**Exercise task**
Exclude the pictures, then copy all remaining records exactly.

**Exercise inputs**
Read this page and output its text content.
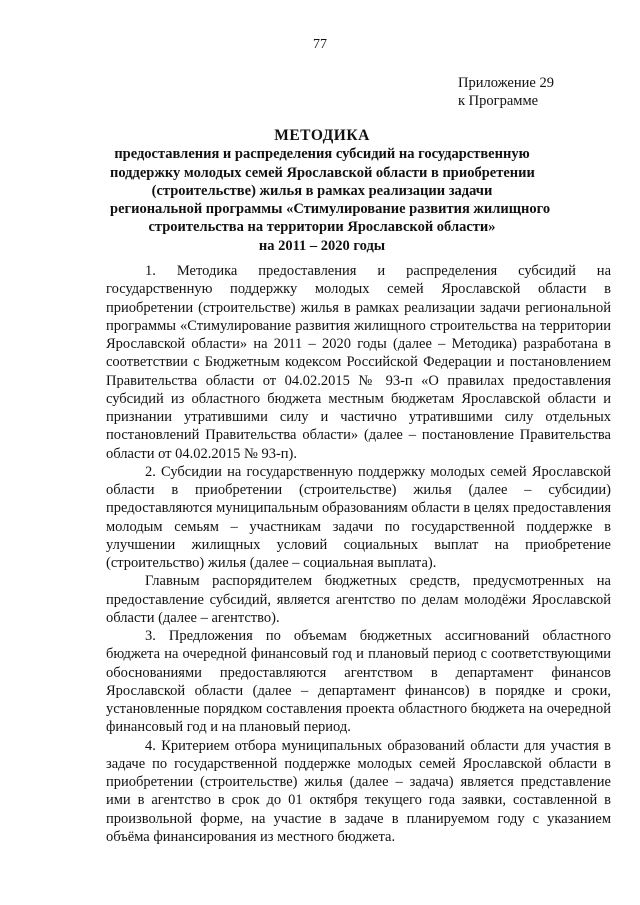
77
Приложение 29
к Программе
МЕТОДИКА
предоставления и распределения субсидий на государственную
поддержку молодых семей Ярославской области в приобретении
(строительстве) жилья в рамках реализации задачи
региональной программы «Стимулирование развития жилищного
строительства на территории Ярославской области»
на 2011 – 2020 годы

1. Методика предоставления и распределения субсидий на государственную поддержку молодых семей Ярославской области в приобретении (строительстве) жилья в рамках реализации задачи региональной программы «Стимулирование развития жилищного строительства на территории Ярославской области» на 2011 – 2020 годы (далее – Методика) разработана в соответствии с Бюджетным кодексом Российской Федерации и постановлением Правительства области от 04.02.2015 № 93-п «О правилах предоставления субсидий из областного бюджета местным бюджетам Ярославской области и признании утратившими силу и частично утратившими силу отдельных постановлений Правительства области» (далее – постановление Правительства области от 04.02.2015 № 93-п).

2. Субсидии на государственную поддержку молодых семей Ярославской области в приобретении (строительстве) жилья (далее – субсидии) предоставляются муниципальным образованиям области в целях предоставления молодым семьям – участникам задачи по государственной поддержке в улучшении жилищных условий социальных выплат на приобретение (строительство) жилья (далее – социальная выплата).

Главным распорядителем бюджетных средств, предусмотренных на предоставление субсидий, является агентство по делам молодёжи Ярославской области (далее – агентство).

3. Предложения по объемам бюджетных ассигнований областного бюджета на очередной финансовый год и плановый период с соответствующими обоснованиями предоставляются агентством в департамент финансов Ярославской области (далее – департамент финансов) в порядке и сроки, установленные порядком составления проекта областного бюджета на очередной финансовый год и на плановый период.

4. Критерием отбора муниципальных образований области для участия в задаче по государственной поддержке молодых семей Ярославской области в приобретении (строительстве) жилья (далее – задача) является представление ими в агентство в срок до 01 октября текущего года заявки, составленной в произвольной форме, на участие в задаче в планируемом году с указанием объёма финансирования из местного бюджета.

**Answer to the exercise**
Read this page and output its text content.
77
Приложение 29
к Программе
МЕТОДИКА
предоставления и распределения субсидий на государственную
поддержку молодых семей Ярославской области в приобретении
(строительстве) жилья в рамках реализации задачи
региональной программы «Стимулирование развития жилищного
строительства на территории Ярославской области»
на 2011 – 2020 годы

1. Методика предоставления и распределения субсидий на государственную поддержку молодых семей Ярославской области в приобретении (строительстве) жилья в рамках реализации задачи региональной программы «Стимулирование развития жилищного строительства на территории Ярославской области» на 2011 – 2020 годы (далее – Методика) разработана в соответствии с Бюджетным кодексом Российской Федерации и постановлением Правительства области от 04.02.2015 № 93-п «О правилах предоставления субсидий из областного бюджета местным бюджетам Ярославской области и признании утратившими силу и частично утратившими силу отдельных постановлений Правительства области» (далее – постановление Правительства области от 04.02.2015 № 93-п).

2. Субсидии на государственную поддержку молодых семей Ярославской области в приобретении (строительстве) жилья (далее – субсидии) предоставляются муниципальным образованиям области в целях предоставления молодым семьям – участникам задачи по государственной поддержке в улучшении жилищных условий социальных выплат на приобретение (строительство) жилья (далее – социальная выплата).

Главным распорядителем бюджетных средств, предусмотренных на предоставление субсидий, является агентство по делам молодёжи Ярославской области (далее – агентство).

3. Предложения по объемам бюджетных ассигнований областного бюджета на очередной финансовый год и плановый период с соответствующими обоснованиями предоставляются агентством в департамент финансов Ярославской области (далее – департамент финансов) в порядке и сроки, установленные порядком составления проекта областного бюджета на очередной финансовый год и на плановый период.

4. Критерием отбора муниципальных образований области для участия в задаче по государственной поддержке молодых семей Ярославской области в приобретении (строительстве) жилья (далее – задача) является представление ими в агентство в срок до 01 октября текущего года заявки, составленной в произвольной форме, на участие в задаче в планируемом году с указанием объёма финансирования из местного бюджета.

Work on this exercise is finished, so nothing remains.